**TASK REQUIREMENTS**
Quote exactly, and only, the lines from the one with "Transcribe the text in this document." through the end of the listing.

**GIVEN ENTRIES**

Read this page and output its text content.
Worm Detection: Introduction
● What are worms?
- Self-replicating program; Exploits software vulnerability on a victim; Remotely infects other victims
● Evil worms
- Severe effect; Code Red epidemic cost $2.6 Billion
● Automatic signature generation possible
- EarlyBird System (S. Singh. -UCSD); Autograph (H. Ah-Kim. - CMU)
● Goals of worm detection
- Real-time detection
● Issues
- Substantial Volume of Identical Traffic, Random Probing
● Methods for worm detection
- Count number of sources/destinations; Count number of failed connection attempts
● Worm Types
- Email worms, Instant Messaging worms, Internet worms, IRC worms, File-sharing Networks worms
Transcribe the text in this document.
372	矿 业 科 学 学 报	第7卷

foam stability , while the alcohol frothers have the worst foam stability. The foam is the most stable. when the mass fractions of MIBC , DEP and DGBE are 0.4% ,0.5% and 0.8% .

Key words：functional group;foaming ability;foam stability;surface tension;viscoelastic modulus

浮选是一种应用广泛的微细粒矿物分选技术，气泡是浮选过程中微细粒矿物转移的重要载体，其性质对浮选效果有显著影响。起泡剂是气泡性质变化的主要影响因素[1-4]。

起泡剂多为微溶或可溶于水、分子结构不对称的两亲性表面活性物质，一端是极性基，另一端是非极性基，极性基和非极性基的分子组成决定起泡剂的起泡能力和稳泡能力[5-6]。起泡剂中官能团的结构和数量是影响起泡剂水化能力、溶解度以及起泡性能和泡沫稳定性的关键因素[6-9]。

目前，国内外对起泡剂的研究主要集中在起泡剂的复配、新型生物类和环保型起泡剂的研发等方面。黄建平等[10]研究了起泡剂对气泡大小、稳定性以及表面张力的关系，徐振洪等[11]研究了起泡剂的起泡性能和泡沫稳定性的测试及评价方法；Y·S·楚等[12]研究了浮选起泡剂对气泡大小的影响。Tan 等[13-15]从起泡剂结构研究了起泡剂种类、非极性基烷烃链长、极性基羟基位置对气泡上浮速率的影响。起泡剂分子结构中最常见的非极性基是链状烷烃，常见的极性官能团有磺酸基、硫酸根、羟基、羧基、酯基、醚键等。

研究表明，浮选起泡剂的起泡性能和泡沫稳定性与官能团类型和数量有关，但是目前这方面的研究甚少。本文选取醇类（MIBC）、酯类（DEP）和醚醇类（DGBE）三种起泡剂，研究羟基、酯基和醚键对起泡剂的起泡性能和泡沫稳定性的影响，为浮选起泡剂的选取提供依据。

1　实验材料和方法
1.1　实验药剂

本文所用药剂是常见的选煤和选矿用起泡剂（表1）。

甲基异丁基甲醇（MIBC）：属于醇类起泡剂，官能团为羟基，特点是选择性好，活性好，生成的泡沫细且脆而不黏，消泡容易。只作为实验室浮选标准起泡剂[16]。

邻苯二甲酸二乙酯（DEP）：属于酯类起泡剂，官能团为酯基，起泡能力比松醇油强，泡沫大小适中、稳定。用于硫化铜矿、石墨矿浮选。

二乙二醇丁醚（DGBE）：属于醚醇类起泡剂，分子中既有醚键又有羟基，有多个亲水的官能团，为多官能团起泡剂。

**SOLUTION TO THIS EXERCISE**
Transcribe the text in this document.
372	矿 业 科 学 学 报	第7卷

foam stability , while the alcohol frothers have the worst foam stability. The foam is the most stable. when the mass fractions of MIBC , DEP and DGBE are 0.4% ,0.5% and 0.8% .

Key words：functional group;foaming ability;foam stability;surface tension;viscoelastic modulus

浮选是一种应用广泛的微细粒矿物分选技术，气泡是浮选过程中微细粒矿物转移的重要载体，其性质对浮选效果有显著影响。起泡剂是气泡性质变化的主要影响因素[1-4]。

起泡剂多为微溶或可溶于水、分子结构不对称的两亲性表面活性物质，一端是极性基，另一端是非极性基，极性基和非极性基的分子组成决定起泡剂的起泡能力和稳泡能力[5-6]。起泡剂中官能团的结构和数量是影响起泡剂水化能力、溶解度以及起泡性能和泡沫稳定性的关键因素[6-9]。

目前，国内外对起泡剂的研究主要集中在起泡剂的复配、新型生物类和环保型起泡剂的研发等方面。黄建平等[10]研究了起泡剂对气泡大小、稳定性以及表面张力的关系，徐振洪等[11]研究了起泡剂的起泡性能和泡沫稳定性的测试及评价方法；Y·S·楚等[12]研究了浮选起泡剂对气泡大小的影响。Tan 等[13-15]从起泡剂结构研究了起泡剂种类、非极性基烷烃链长、极性基羟基位置对气泡上浮速率的影响。起泡剂分子结构中最常见的非极性基是链状烷烃，常见的极性官能团有磺酸基、硫酸根、羟基、羧基、酯基、醚键等。

研究表明，浮选起泡剂的起泡性能和泡沫稳定性与官能团类型和数量有关，但是目前这方面的研究甚少。本文选取醇类（MIBC）、酯类（DEP）和醚醇类（DGBE）三种起泡剂，研究羟基、酯基和醚键对起泡剂的起泡性能和泡沫稳定性的影响，为浮选起泡剂的选取提供依据。

1　实验材料和方法
1.1　实验药剂

本文所用药剂是常见的选煤和选矿用起泡剂（表1）。

甲基异丁基甲醇（MIBC）：属于醇类起泡剂，官能团为羟基，特点是选择性好，活性好，生成的泡沫细且脆而不黏，消泡容易。只作为实验室浮选标准起泡剂[16]。

邻苯二甲酸二乙酯（DEP）：属于酯类起泡剂，官能团为酯基，起泡能力比松醇油强，泡沫大小适中、稳定。用于硫化铜矿、石墨矿浮选。

二乙二醇丁醚（DGBE）：属于醚醇类起泡剂，分子中既有醚键又有羟基，有多个亲水的官能团，为多官能团起泡剂。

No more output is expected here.